[Lines of data]

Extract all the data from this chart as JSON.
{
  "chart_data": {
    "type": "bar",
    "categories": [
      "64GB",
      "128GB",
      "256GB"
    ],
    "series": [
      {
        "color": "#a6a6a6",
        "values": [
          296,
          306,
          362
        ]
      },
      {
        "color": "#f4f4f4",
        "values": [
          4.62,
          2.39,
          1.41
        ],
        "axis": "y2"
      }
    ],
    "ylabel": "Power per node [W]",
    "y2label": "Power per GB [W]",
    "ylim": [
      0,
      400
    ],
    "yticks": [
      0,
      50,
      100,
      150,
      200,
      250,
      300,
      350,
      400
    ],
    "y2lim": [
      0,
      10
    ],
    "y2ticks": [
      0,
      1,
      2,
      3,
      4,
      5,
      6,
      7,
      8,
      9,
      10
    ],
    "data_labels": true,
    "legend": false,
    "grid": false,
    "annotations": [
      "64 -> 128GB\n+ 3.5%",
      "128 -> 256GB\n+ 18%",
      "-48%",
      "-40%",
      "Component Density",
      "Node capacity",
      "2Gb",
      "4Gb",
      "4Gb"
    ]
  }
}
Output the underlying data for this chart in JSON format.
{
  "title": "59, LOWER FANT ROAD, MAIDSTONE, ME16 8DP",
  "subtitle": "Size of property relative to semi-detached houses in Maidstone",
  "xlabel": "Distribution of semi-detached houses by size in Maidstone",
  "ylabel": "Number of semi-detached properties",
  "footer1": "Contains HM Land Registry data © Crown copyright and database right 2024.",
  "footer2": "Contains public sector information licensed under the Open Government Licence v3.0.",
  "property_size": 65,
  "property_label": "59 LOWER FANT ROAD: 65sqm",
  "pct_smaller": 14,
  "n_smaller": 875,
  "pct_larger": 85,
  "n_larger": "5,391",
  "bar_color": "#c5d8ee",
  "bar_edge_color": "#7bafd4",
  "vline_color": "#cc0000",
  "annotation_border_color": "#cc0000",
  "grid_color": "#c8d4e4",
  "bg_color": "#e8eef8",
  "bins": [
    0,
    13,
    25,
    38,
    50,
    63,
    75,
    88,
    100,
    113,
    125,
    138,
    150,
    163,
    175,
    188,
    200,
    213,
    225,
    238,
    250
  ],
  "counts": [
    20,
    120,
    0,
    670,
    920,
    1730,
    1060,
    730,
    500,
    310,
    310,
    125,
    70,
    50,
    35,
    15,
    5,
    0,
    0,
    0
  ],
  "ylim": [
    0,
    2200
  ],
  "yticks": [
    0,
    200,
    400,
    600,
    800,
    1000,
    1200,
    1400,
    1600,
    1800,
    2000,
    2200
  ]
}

• What the task asks: Please quote the data above in full, with no line missing.

• Solution:
Extract all the data from this chart as JSON.
{
  "chart_data": {
    "type": "bar",
    "categories": [
      "64GB",
      "128GB",
      "256GB"
    ],
    "series": [
      {
        "color": "#a6a6a6",
        "values": [
          296,
          306,
          362
        ]
      },
      {
        "color": "#f4f4f4",
        "values": [
          4.62,
          2.39,
          1.41
        ],
        "axis": "y2"
      }
    ],
    "ylabel": "Power per node [W]",
    "y2label": "Power per GB [W]",
    "ylim": [
      0,
      400
    ],
    "yticks": [
      0,
      50,
      100,
      150,
      200,
      250,
      300,
      350,
      400
    ],
    "y2lim": [
      0,
      10
    ],
    "y2ticks": [
      0,
      1,
      2,
      3,
      4,
      5,
      6,
      7,
      8,
      9,
      10
    ],
    "data_labels": true,
    "legend": false,
    "grid": false,
    "annotations": [
      "64 -> 128GB\n+ 3.5%",
      "128 -> 256GB\n+ 18%",
      "-48%",
      "-40%",
      "Component Density",
      "Node capacity",
      "2Gb",
      "4Gb",
      "4Gb"
    ]
  }
}
Output the underlying data for this chart in JSON format.
{
  "title": "59, LOWER FANT ROAD, MAIDSTONE, ME16 8DP",
  "subtitle": "Size of property relative to semi-detached houses in Maidstone",
  "xlabel": "Distribution of semi-detached houses by size in Maidstone",
  "ylabel": "Number of semi-detached properties",
  "footer1": "Contains HM Land Registry data © Crown copyright and database right 2024.",
  "footer2": "Contains public sector information licensed under the Open Government Licence v3.0.",
  "property_size": 65,
  "property_label": "59 LOWER FANT ROAD: 65sqm",
  "pct_smaller": 14,
  "n_smaller": 875,
  "pct_larger": 85,
  "n_larger": "5,391",
  "bar_color": "#c5d8ee",
  "bar_edge_color": "#7bafd4",
  "vline_color": "#cc0000",
  "annotation_border_color": "#cc0000",
  "grid_color": "#c8d4e4",
  "bg_color": "#e8eef8",
  "bins": [
    0,
    13,
    25,
    38,
    50,
    63,
    75,
    88,
    100,
    113,
    125,
    138,
    150,
    163,
    175,
    188,
    200,
    213,
    225,
    238,
    250
  ],
  "counts": [
    20,
    120,
    0,
    670,
    920,
    1730,
    1060,
    730,
    500,
    310,
    310,
    125,
    70,
    50,
    35,
    15,
    5,
    0,
    0,
    0
  ],
  "ylim": [
    0,
    2200
  ],
  "yticks": [
    0,
    200,
    400,
    600,
    800,
    1000,
    1200,
    1400,
    1600,
    1800,
    2000,
    2200
  ]
}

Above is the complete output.